§ Directive
Each record is to be transcribed exactly.

§ Provided records
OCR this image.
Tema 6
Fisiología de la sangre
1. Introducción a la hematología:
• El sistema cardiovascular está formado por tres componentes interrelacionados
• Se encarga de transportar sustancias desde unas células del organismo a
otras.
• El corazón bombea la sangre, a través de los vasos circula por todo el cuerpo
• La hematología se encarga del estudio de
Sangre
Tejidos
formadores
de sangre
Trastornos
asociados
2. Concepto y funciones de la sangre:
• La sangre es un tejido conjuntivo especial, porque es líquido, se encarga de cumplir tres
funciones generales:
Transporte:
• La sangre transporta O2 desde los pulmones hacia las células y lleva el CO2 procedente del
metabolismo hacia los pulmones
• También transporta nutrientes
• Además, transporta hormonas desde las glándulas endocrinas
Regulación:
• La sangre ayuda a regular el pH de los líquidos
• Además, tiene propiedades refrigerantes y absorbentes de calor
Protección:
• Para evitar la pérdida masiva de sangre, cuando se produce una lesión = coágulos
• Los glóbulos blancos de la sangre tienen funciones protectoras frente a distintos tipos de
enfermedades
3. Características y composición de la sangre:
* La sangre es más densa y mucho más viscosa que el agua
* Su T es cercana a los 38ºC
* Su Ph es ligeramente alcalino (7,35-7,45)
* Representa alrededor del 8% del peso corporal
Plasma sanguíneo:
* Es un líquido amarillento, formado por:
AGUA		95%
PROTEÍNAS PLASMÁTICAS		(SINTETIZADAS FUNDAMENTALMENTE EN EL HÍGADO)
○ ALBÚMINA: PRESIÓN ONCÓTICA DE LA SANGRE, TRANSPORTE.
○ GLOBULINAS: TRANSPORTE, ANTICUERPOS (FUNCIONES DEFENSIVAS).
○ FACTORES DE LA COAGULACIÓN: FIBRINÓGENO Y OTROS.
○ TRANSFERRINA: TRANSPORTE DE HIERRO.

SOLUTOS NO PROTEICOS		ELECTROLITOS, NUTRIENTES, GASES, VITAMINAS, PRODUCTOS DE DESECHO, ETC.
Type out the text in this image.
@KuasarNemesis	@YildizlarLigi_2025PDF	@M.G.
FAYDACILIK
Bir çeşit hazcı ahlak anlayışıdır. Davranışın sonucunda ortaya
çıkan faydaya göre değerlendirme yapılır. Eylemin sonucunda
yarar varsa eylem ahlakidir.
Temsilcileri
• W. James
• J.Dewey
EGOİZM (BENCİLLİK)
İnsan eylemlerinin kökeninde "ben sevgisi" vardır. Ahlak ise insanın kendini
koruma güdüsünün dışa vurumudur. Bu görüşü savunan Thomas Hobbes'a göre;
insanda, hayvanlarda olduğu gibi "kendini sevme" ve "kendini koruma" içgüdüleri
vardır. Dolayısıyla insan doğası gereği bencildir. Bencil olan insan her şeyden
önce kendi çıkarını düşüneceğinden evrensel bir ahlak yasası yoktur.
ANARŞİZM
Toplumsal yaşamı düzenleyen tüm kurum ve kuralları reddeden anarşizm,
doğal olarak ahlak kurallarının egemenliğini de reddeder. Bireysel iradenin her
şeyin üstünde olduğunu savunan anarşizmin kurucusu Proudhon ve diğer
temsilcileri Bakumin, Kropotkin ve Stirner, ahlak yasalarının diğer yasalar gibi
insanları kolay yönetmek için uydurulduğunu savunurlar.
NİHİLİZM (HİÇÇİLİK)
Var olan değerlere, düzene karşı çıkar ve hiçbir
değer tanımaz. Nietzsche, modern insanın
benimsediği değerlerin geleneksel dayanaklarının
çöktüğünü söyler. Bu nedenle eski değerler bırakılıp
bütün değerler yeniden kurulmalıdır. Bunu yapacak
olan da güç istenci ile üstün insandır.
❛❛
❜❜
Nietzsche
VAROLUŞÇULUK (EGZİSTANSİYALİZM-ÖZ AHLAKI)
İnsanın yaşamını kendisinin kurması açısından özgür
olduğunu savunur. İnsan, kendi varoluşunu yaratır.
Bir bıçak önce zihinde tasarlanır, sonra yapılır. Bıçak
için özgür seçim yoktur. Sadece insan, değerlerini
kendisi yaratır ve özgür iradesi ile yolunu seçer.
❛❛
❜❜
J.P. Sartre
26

§ Task solution
OCR this image.
Tema 6
Fisiología de la sangre
1. Introducción a la hematología:
• El sistema cardiovascular está formado por tres componentes interrelacionados
• Se encarga de transportar sustancias desde unas células del organismo a
otras.
• El corazón bombea la sangre, a través de los vasos circula por todo el cuerpo
• La hematología se encarga del estudio de
Sangre
Tejidos
formadores
de sangre
Trastornos
asociados
2. Concepto y funciones de la sangre:
• La sangre es un tejido conjuntivo especial, porque es líquido, se encarga de cumplir tres
funciones generales:
Transporte:
• La sangre transporta O2 desde los pulmones hacia las células y lleva el CO2 procedente del
metabolismo hacia los pulmones
• También transporta nutrientes
• Además, transporta hormonas desde las glándulas endocrinas
Regulación:
• La sangre ayuda a regular el pH de los líquidos
• Además, tiene propiedades refrigerantes y absorbentes de calor
Protección:
• Para evitar la pérdida masiva de sangre, cuando se produce una lesión = coágulos
• Los glóbulos blancos de la sangre tienen funciones protectoras frente a distintos tipos de
enfermedades
3. Características y composición de la sangre:
* La sangre es más densa y mucho más viscosa que el agua
* Su T es cercana a los 38ºC
* Su Ph es ligeramente alcalino (7,35-7,45)
* Representa alrededor del 8% del peso corporal
Plasma sanguíneo:
* Es un líquido amarillento, formado por:
AGUA		95%
PROTEÍNAS PLASMÁTICAS		(SINTETIZADAS FUNDAMENTALMENTE EN EL HÍGADO)
○ ALBÚMINA: PRESIÓN ONCÓTICA DE LA SANGRE, TRANSPORTE.
○ GLOBULINAS: TRANSPORTE, ANTICUERPOS (FUNCIONES DEFENSIVAS).
○ FACTORES DE LA COAGULACIÓN: FIBRINÓGENO Y OTROS.
○ TRANSFERRINA: TRANSPORTE DE HIERRO.

SOLUTOS NO PROTEICOS		ELECTROLITOS, NUTRIENTES, GASES, VITAMINAS, PRODUCTOS DE DESECHO, ETC.
Type out the text in this image.
@KuasarNemesis	@YildizlarLigi_2025PDF	@M.G.
FAYDACILIK
Bir çeşit hazcı ahlak anlayışıdır. Davranışın sonucunda ortaya
çıkan faydaya göre değerlendirme yapılır. Eylemin sonucunda
yarar varsa eylem ahlakidir.
Temsilcileri
• W. James
• J.Dewey
EGOİZM (BENCİLLİK)
İnsan eylemlerinin kökeninde "ben sevgisi" vardır. Ahlak ise insanın kendini
koruma güdüsünün dışa vurumudur. Bu görüşü savunan Thomas Hobbes'a göre;
insanda, hayvanlarda olduğu gibi "kendini sevme" ve "kendini koruma" içgüdüleri
vardır. Dolayısıyla insan doğası gereği bencildir. Bencil olan insan her şeyden
önce kendi çıkarını düşüneceğinden evrensel bir ahlak yasası yoktur.
ANARŞİZM
Toplumsal yaşamı düzenleyen tüm kurum ve kuralları reddeden anarşizm,
doğal olarak ahlak kurallarının egemenliğini de reddeder. Bireysel iradenin her
şeyin üstünde olduğunu savunan anarşizmin kurucusu Proudhon ve diğer
temsilcileri Bakumin, Kropotkin ve Stirner, ahlak yasalarının diğer yasalar gibi
insanları kolay yönetmek için uydurulduğunu savunurlar.
NİHİLİZM (HİÇÇİLİK)
Var olan değerlere, düzene karşı çıkar ve hiçbir
değer tanımaz. Nietzsche, modern insanın
benimsediği değerlerin geleneksel dayanaklarının
çöktüğünü söyler. Bu nedenle eski değerler bırakılıp
bütün değerler yeniden kurulmalıdır. Bunu yapacak
olan da güç istenci ile üstün insandır.
❛❛
❜❜
Nietzsche
VAROLUŞÇULUK (EGZİSTANSİYALİZM-ÖZ AHLAKI)
İnsanın yaşamını kendisinin kurması açısından özgür
olduğunu savunur. İnsan, kendi varoluşunu yaratır.
Bir bıçak önce zihinde tasarlanır, sonra yapılır. Bıçak
için özgür seçim yoktur. Sadece insan, değerlerini
kendisi yaratır ve özgür iradesi ile yolunu seçer.
❛❛
❜❜
J.P. Sartre
26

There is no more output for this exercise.